Instructions for the task
Return the whole listing, keeping every character the same.

Dataset entries

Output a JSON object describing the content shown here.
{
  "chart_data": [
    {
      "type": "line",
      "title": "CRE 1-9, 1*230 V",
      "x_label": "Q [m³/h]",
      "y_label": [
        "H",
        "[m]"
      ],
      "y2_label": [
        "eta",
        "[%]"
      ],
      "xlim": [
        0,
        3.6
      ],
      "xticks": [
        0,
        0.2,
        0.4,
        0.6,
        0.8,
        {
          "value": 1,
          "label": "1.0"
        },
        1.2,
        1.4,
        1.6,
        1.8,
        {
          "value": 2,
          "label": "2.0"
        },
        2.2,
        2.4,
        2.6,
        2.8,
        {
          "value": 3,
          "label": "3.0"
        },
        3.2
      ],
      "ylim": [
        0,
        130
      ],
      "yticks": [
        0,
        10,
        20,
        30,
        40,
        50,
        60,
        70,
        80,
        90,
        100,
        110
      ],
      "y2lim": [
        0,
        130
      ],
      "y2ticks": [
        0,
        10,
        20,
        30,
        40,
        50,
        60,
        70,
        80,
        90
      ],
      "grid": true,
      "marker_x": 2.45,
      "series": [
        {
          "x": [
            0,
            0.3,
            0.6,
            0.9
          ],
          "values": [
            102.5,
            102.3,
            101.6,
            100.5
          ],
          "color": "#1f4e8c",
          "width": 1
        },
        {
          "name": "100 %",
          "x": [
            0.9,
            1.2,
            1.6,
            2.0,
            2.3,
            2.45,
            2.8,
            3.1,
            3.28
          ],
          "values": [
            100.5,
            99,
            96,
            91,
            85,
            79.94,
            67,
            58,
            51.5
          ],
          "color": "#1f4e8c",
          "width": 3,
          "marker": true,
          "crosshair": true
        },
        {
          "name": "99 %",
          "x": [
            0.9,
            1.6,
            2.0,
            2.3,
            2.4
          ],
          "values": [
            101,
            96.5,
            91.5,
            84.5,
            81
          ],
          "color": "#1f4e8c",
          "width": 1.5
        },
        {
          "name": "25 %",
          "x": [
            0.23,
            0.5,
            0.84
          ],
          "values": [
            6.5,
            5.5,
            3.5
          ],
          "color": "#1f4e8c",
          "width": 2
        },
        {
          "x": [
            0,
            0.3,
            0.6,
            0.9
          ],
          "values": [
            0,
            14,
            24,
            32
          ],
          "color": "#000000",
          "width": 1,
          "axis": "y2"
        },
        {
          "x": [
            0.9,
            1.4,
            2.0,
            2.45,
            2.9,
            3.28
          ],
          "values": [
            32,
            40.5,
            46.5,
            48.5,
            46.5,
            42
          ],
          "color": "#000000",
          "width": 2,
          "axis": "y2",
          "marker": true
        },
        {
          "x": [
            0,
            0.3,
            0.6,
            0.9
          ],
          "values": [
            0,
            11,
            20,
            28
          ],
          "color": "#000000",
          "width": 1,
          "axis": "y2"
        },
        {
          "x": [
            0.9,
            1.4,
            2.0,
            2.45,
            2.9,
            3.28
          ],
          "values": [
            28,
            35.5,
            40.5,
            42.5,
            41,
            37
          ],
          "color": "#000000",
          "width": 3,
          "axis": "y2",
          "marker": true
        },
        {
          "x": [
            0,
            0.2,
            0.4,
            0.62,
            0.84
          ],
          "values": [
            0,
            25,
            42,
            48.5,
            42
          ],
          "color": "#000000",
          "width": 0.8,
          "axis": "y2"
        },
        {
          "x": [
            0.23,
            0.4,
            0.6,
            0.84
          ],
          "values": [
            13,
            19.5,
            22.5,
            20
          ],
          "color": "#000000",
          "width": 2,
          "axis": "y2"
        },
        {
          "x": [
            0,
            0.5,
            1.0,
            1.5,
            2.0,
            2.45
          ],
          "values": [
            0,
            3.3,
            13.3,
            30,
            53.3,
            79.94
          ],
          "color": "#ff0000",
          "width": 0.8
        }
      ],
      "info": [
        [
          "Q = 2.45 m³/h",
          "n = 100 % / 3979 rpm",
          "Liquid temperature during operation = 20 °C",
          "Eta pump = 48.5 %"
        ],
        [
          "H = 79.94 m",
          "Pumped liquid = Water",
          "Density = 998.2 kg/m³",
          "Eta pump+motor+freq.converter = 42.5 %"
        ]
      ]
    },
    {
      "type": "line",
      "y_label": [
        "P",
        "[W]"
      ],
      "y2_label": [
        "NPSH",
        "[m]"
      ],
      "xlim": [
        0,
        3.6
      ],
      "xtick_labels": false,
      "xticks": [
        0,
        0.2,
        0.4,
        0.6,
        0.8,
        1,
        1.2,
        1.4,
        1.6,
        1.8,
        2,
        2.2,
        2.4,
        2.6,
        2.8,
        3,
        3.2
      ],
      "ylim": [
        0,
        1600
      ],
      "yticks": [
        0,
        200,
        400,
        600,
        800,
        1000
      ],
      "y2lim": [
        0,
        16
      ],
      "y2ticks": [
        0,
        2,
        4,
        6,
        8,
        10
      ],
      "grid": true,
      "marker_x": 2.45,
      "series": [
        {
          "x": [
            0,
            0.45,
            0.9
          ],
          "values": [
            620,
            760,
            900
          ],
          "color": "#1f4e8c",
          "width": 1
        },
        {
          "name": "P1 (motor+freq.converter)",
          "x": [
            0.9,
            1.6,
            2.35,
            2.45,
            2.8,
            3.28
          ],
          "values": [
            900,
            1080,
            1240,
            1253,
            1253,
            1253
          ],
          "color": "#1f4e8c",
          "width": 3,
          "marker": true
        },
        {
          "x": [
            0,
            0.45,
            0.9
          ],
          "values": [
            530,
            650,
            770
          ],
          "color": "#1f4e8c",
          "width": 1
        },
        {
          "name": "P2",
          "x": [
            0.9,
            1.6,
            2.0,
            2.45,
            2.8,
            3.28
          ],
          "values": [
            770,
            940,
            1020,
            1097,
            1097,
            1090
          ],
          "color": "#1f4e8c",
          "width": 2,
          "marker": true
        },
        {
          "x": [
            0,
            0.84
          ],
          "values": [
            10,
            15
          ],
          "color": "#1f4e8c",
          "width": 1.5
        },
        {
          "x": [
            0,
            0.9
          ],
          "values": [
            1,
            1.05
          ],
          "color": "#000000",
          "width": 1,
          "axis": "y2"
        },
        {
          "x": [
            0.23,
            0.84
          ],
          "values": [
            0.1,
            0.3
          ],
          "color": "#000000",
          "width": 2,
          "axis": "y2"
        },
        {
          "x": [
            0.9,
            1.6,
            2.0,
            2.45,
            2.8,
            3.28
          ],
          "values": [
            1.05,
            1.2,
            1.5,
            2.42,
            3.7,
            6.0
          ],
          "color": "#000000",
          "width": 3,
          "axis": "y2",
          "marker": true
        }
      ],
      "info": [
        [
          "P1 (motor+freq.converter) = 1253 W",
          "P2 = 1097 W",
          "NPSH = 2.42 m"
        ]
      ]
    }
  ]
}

In response
Output a JSON object describing the content shown here.
{
  "chart_data": [
    {
      "type": "line",
      "title": "CRE 1-9, 1*230 V",
      "x_label": "Q [m³/h]",
      "y_label": [
        "H",
        "[m]"
      ],
      "y2_label": [
        "eta",
        "[%]"
      ],
      "xlim": [
        0,
        3.6
      ],
      "xticks": [
        0,
        0.2,
        0.4,
        0.6,
        0.8,
        {
          "value": 1,
          "label": "1.0"
        },
        1.2,
        1.4,
        1.6,
        1.8,
        {
          "value": 2,
          "label": "2.0"
        },
        2.2,
        2.4,
        2.6,
        2.8,
        {
          "value": 3,
          "label": "3.0"
        },
        3.2
      ],
      "ylim": [
        0,
        130
      ],
      "yticks": [
        0,
        10,
        20,
        30,
        40,
        50,
        60,
        70,
        80,
        90,
        100,
        110
      ],
      "y2lim": [
        0,
        130
      ],
      "y2ticks": [
        0,
        10,
        20,
        30,
        40,
        50,
        60,
        70,
        80,
        90
      ],
      "grid": true,
      "marker_x": 2.45,
      "series": [
        {
          "x": [
            0,
            0.3,
            0.6,
            0.9
          ],
          "values": [
            102.5,
            102.3,
            101.6,
            100.5
          ],
          "color": "#1f4e8c",
          "width": 1
        },
        {
          "name": "100 %",
          "x": [
            0.9,
            1.2,
            1.6,
            2.0,
            2.3,
            2.45,
            2.8,
            3.1,
            3.28
          ],
          "values": [
            100.5,
            99,
            96,
            91,
            85,
            79.94,
            67,
            58,
            51.5
          ],
          "color": "#1f4e8c",
          "width": 3,
          "marker": true,
          "crosshair": true
        },
        {
          "name": "99 %",
          "x": [
            0.9,
            1.6,
            2.0,
            2.3,
            2.4
          ],
          "values": [
            101,
            96.5,
            91.5,
            84.5,
            81
          ],
          "color": "#1f4e8c",
          "width": 1.5
        },
        {
          "name": "25 %",
          "x": [
            0.23,
            0.5,
            0.84
          ],
          "values": [
            6.5,
            5.5,
            3.5
          ],
          "color": "#1f4e8c",
          "width": 2
        },
        {
          "x": [
            0,
            0.3,
            0.6,
            0.9
          ],
          "values": [
            0,
            14,
            24,
            32
          ],
          "color": "#000000",
          "width": 1,
          "axis": "y2"
        },
        {
          "x": [
            0.9,
            1.4,
            2.0,
            2.45,
            2.9,
            3.28
          ],
          "values": [
            32,
            40.5,
            46.5,
            48.5,
            46.5,
            42
          ],
          "color": "#000000",
          "width": 2,
          "axis": "y2",
          "marker": true
        },
        {
          "x": [
            0,
            0.3,
            0.6,
            0.9
          ],
          "values": [
            0,
            11,
            20,
            28
          ],
          "color": "#000000",
          "width": 1,
          "axis": "y2"
        },
        {
          "x": [
            0.9,
            1.4,
            2.0,
            2.45,
            2.9,
            3.28
          ],
          "values": [
            28,
            35.5,
            40.5,
            42.5,
            41,
            37
          ],
          "color": "#000000",
          "width": 3,
          "axis": "y2",
          "marker": true
        },
        {
          "x": [
            0,
            0.2,
            0.4,
            0.62,
            0.84
          ],
          "values": [
            0,
            25,
            42,
            48.5,
            42
          ],
          "color": "#000000",
          "width": 0.8,
          "axis": "y2"
        },
        {
          "x": [
            0.23,
            0.4,
            0.6,
            0.84
          ],
          "values": [
            13,
            19.5,
            22.5,
            20
          ],
          "color": "#000000",
          "width": 2,
          "axis": "y2"
        },
        {
          "x": [
            0,
            0.5,
            1.0,
            1.5,
            2.0,
            2.45
          ],
          "values": [
            0,
            3.3,
            13.3,
            30,
            53.3,
            79.94
          ],
          "color": "#ff0000",
          "width": 0.8
        }
      ],
      "info": [
        [
          "Q = 2.45 m³/h",
          "n = 100 % / 3979 rpm",
          "Liquid temperature during operation = 20 °C",
          "Eta pump = 48.5 %"
        ],
        [
          "H = 79.94 m",
          "Pumped liquid = Water",
          "Density = 998.2 kg/m³",
          "Eta pump+motor+freq.converter = 42.5 %"
        ]
      ]
    },
    {
      "type": "line",
      "y_label": [
        "P",
        "[W]"
      ],
      "y2_label": [
        "NPSH",
        "[m]"
      ],
      "xlim": [
        0,
        3.6
      ],
      "xtick_labels": false,
      "xticks": [
        0,
        0.2,
        0.4,
        0.6,
        0.8,
        1,
        1.2,
        1.4,
        1.6,
        1.8,
        2,
        2.2,
        2.4,
        2.6,
        2.8,
        3,
        3.2
      ],
      "ylim": [
        0,
        1600
      ],
      "yticks": [
        0,
        200,
        400,
        600,
        800,
        1000
      ],
      "y2lim": [
        0,
        16
      ],
      "y2ticks": [
        0,
        2,
        4,
        6,
        8,
        10
      ],
      "grid": true,
      "marker_x": 2.45,
      "series": [
        {
          "x": [
            0,
            0.45,
            0.9
          ],
          "values": [
            620,
            760,
            900
          ],
          "color": "#1f4e8c",
          "width": 1
        },
        {
          "name": "P1 (motor+freq.converter)",
          "x": [
            0.9,
            1.6,
            2.35,
            2.45,
            2.8,
            3.28
          ],
          "values": [
            900,
            1080,
            1240,
            1253,
            1253,
            1253
          ],
          "color": "#1f4e8c",
          "width": 3,
          "marker": true
        },
        {
          "x": [
            0,
            0.45,
            0.9
          ],
          "values": [
            530,
            650,
            770
          ],
          "color": "#1f4e8c",
          "width": 1
        },
        {
          "name": "P2",
          "x": [
            0.9,
            1.6,
            2.0,
            2.45,
            2.8,
            3.28
          ],
          "values": [
            770,
            940,
            1020,
            1097,
            1097,
            1090
          ],
          "color": "#1f4e8c",
          "width": 2,
          "marker": true
        },
        {
          "x": [
            0,
            0.84
          ],
          "values": [
            10,
            15
          ],
          "color": "#1f4e8c",
          "width": 1.5
        },
        {
          "x": [
            0,
            0.9
          ],
          "values": [
            1,
            1.05
          ],
          "color": "#000000",
          "width": 1,
          "axis": "y2"
        },
        {
          "x": [
            0.23,
            0.84
          ],
          "values": [
            0.1,
            0.3
          ],
          "color": "#000000",
          "width": 2,
          "axis": "y2"
        },
        {
          "x": [
            0.9,
            1.6,
            2.0,
            2.45,
            2.8,
            3.28
          ],
          "values": [
            1.05,
            1.2,
            1.5,
            2.42,
            3.7,
            6.0
          ],
          "color": "#000000",
          "width": 3,
          "axis": "y2",
          "marker": true
        }
      ],
      "info": [
        [
          "P1 (motor+freq.converter) = 1253 W",
          "P2 = 1097 W",
          "NPSH = 2.42 m"
        ]
      ]
    }
  ]
}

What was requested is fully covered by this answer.